[Start of Entries supplied]

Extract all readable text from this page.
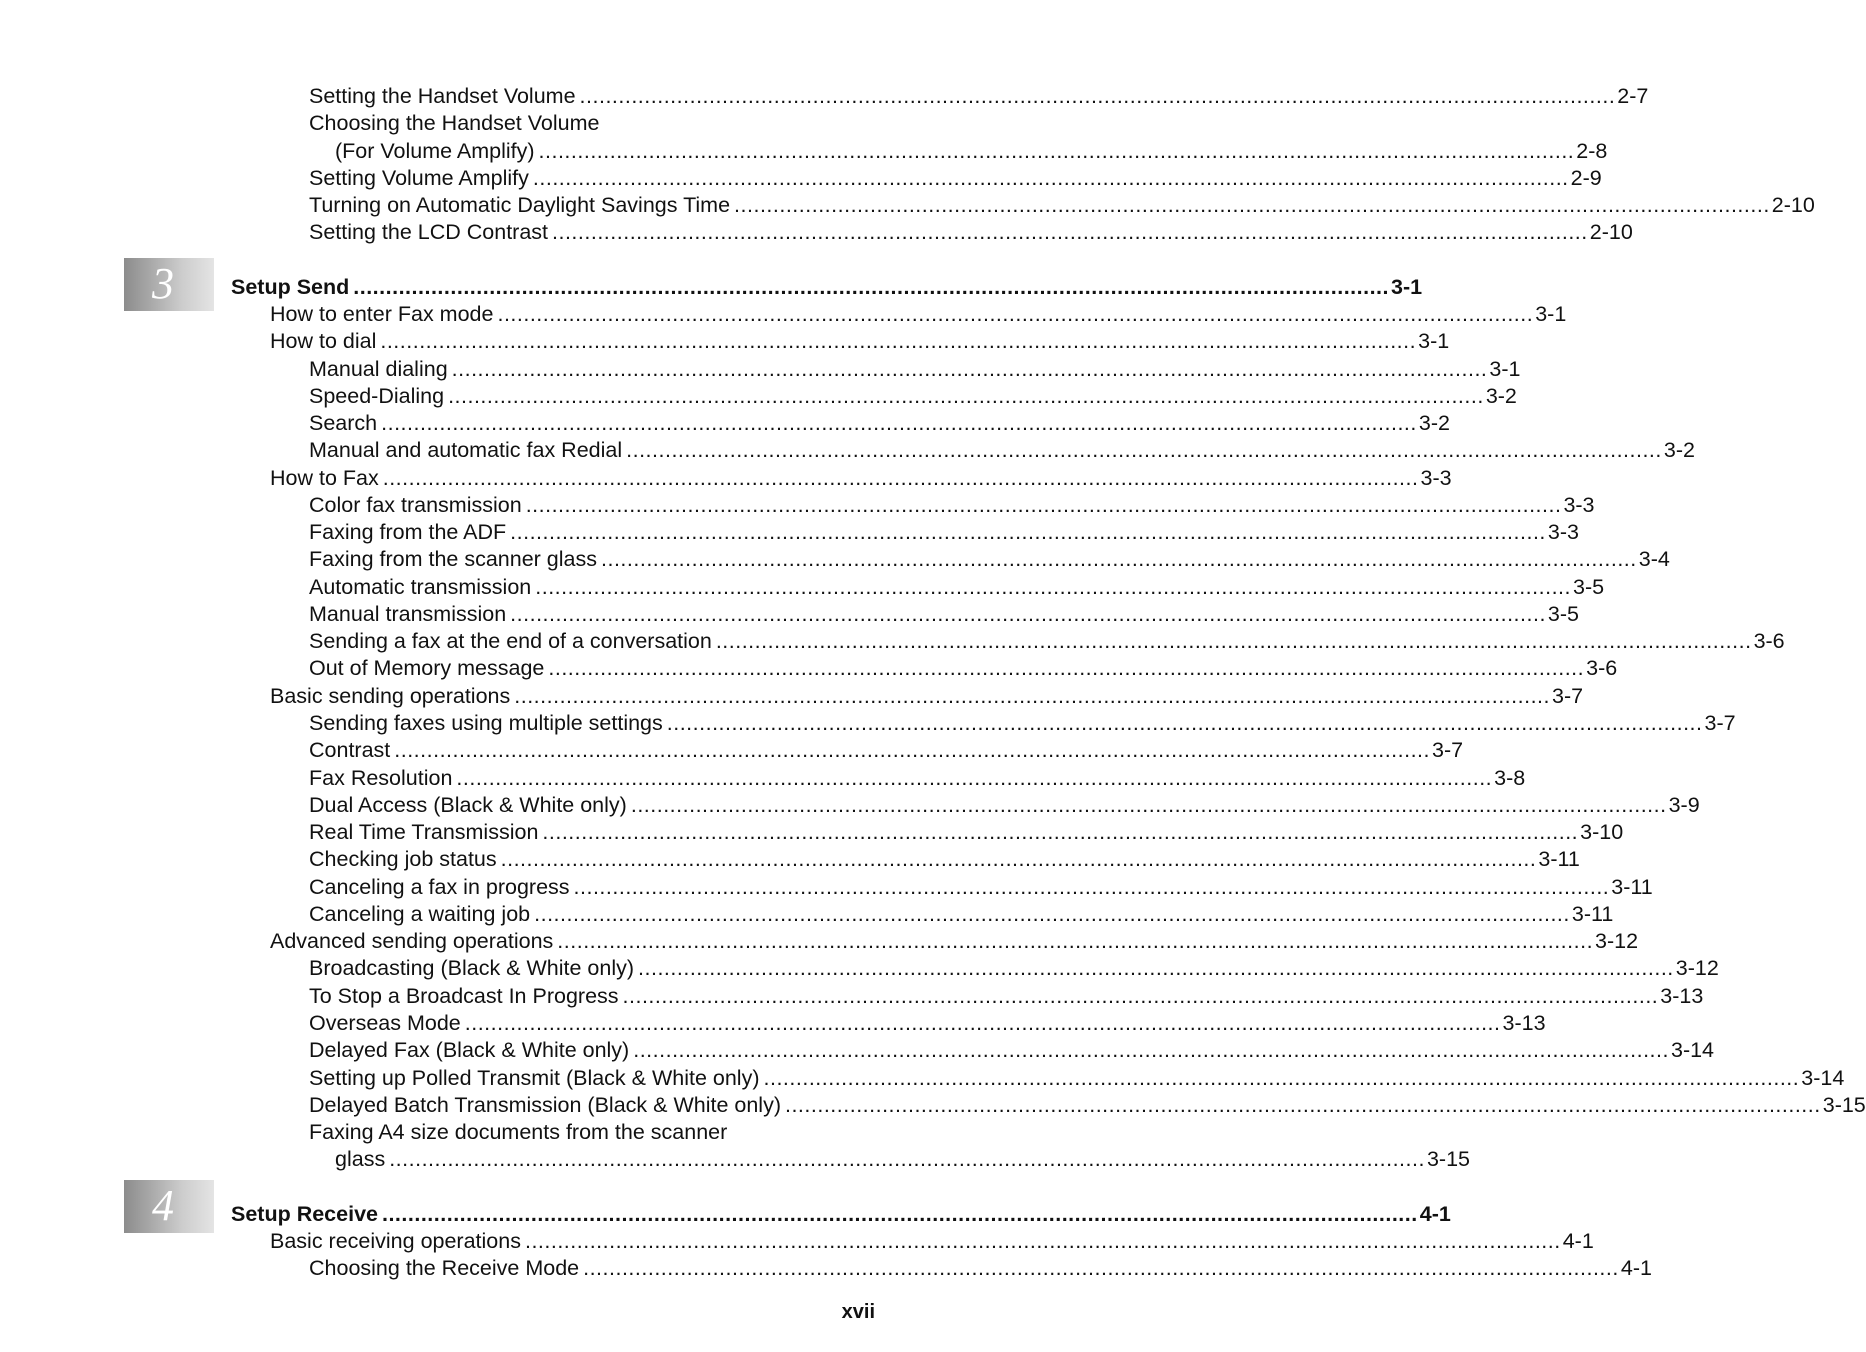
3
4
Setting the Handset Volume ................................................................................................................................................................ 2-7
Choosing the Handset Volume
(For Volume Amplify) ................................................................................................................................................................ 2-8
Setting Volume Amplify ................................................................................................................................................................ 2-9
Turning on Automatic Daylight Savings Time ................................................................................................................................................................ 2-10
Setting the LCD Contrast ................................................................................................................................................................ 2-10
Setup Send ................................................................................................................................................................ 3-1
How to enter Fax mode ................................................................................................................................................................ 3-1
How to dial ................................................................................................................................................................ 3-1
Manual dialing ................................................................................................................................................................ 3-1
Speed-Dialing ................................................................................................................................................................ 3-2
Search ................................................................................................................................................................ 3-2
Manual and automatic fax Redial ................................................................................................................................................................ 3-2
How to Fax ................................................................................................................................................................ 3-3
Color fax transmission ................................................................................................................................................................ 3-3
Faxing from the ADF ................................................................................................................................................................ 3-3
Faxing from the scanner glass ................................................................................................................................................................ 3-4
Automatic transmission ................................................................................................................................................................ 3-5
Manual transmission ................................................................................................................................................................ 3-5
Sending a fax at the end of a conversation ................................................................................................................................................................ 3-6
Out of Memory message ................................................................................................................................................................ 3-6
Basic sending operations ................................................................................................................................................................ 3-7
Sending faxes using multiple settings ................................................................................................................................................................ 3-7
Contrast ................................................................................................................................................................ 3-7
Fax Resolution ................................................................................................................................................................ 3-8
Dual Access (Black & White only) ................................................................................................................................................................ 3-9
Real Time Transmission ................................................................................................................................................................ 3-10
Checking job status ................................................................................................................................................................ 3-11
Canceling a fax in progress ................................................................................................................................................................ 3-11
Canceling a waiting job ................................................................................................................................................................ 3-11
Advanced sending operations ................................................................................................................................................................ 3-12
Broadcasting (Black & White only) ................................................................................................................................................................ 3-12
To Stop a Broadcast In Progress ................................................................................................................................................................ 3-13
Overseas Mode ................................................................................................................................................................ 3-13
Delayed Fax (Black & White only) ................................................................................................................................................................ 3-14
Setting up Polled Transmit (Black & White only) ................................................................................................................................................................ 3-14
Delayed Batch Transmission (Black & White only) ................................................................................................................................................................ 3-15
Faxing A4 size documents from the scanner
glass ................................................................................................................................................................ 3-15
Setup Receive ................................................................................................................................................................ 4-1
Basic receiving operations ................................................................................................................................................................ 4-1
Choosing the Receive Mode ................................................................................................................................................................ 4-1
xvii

[End of Entries supplied]
[Start of Entries supplied]

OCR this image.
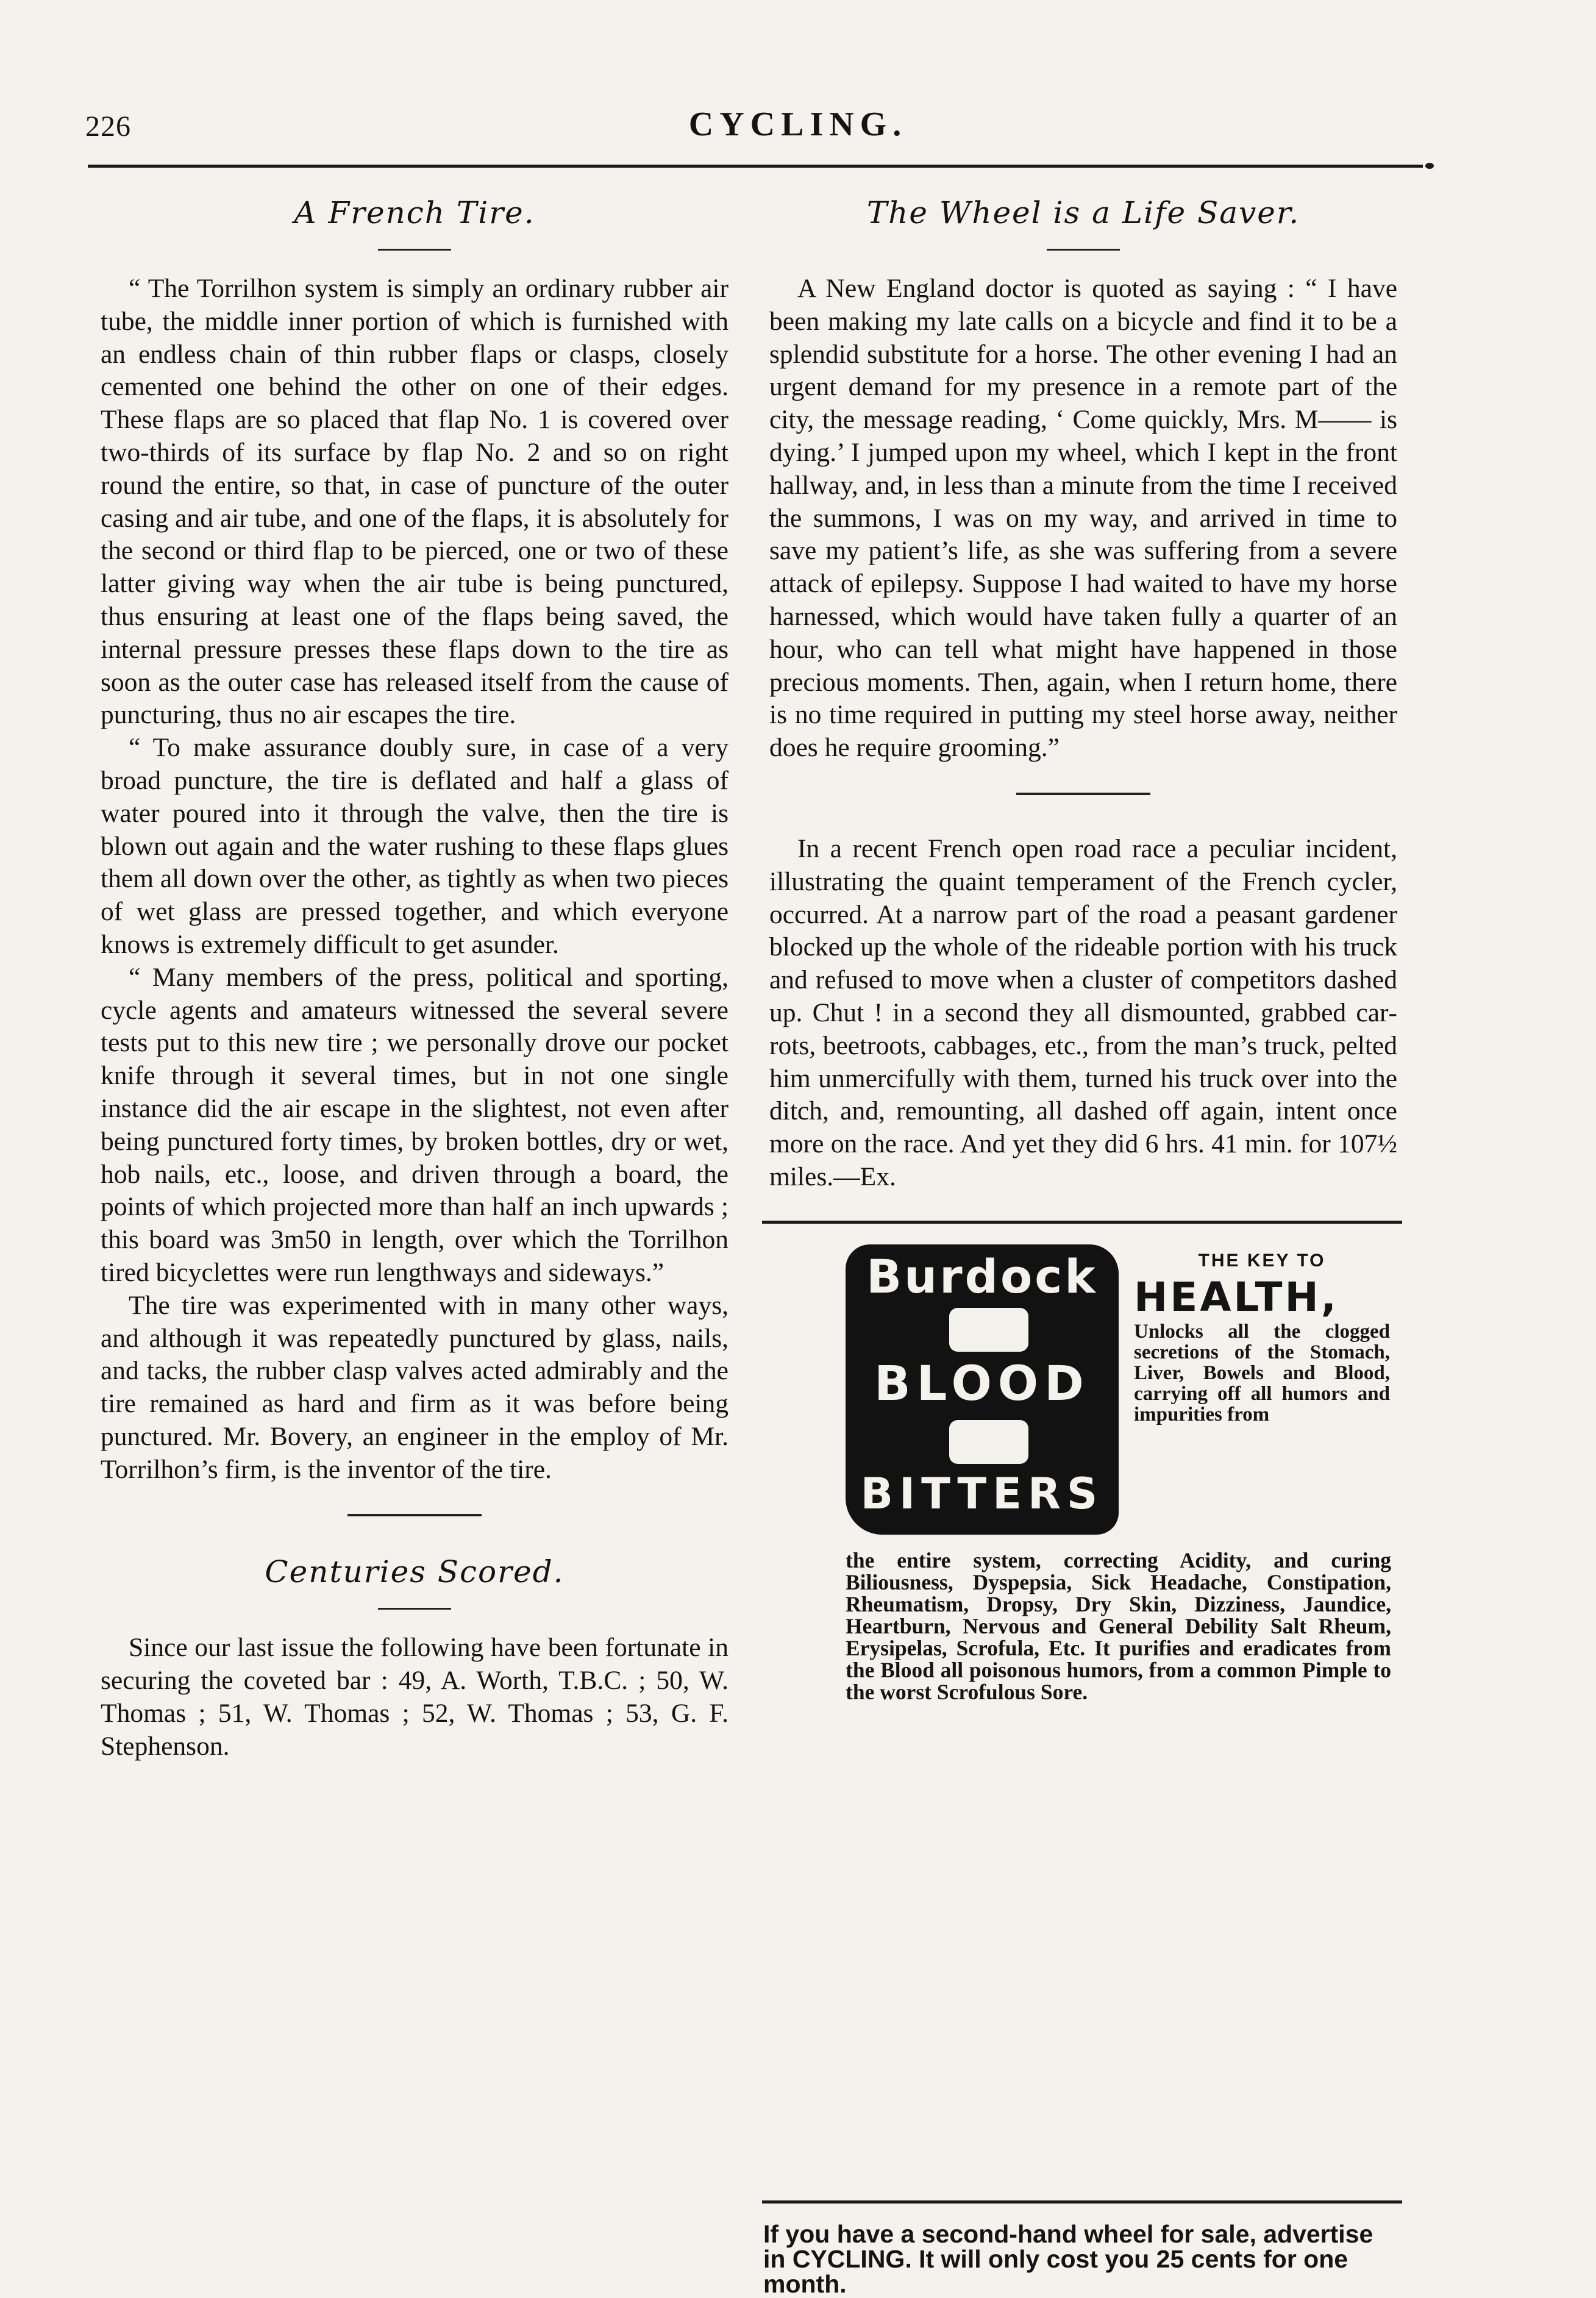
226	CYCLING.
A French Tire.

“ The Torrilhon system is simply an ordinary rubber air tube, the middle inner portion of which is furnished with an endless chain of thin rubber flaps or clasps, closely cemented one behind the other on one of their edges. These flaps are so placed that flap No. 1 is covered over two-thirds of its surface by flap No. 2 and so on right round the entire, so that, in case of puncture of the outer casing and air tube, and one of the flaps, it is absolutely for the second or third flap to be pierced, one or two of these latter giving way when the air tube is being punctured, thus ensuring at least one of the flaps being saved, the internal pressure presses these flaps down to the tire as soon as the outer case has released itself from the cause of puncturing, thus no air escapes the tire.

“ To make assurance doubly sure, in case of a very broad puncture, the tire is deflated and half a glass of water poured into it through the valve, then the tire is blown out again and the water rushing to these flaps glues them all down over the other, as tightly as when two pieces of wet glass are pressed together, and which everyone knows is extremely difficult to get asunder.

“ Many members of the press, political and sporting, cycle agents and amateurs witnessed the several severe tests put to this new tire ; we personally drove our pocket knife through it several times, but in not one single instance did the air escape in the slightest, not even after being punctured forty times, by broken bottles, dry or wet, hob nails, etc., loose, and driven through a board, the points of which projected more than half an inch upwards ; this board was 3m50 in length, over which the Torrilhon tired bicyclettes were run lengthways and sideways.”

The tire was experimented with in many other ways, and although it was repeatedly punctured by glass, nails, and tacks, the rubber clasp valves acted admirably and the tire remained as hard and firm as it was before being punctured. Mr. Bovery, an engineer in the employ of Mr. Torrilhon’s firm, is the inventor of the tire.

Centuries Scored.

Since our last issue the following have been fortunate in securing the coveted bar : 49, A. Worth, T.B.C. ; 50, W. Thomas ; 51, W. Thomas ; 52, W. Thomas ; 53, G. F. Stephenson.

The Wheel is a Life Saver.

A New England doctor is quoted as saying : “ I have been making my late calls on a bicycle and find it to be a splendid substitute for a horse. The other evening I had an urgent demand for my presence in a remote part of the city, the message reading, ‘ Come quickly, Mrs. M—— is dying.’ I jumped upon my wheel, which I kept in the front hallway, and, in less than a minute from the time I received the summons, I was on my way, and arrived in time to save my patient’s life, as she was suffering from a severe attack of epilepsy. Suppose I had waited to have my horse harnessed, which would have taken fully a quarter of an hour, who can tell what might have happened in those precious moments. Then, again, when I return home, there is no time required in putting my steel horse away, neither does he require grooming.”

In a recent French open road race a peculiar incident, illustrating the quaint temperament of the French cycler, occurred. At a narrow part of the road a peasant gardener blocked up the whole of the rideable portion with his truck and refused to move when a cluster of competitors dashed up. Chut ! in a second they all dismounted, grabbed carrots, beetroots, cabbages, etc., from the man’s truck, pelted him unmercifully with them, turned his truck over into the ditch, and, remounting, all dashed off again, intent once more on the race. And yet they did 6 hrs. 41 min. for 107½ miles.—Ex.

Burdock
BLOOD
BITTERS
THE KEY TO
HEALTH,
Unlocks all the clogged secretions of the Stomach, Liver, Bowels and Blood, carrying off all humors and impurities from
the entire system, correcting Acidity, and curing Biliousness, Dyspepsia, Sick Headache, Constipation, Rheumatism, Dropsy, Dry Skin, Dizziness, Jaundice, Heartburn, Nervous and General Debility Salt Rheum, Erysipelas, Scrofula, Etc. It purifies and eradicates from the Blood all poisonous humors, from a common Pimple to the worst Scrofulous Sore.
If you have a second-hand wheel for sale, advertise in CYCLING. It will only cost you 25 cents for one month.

[End of Entries supplied]

Gather all lines with the string "Choosing" from the data.

> [Result of the exercise]
Choosing the Handset Volume
Choosing the Receive Mode ................................................................................................................................................................ 4-1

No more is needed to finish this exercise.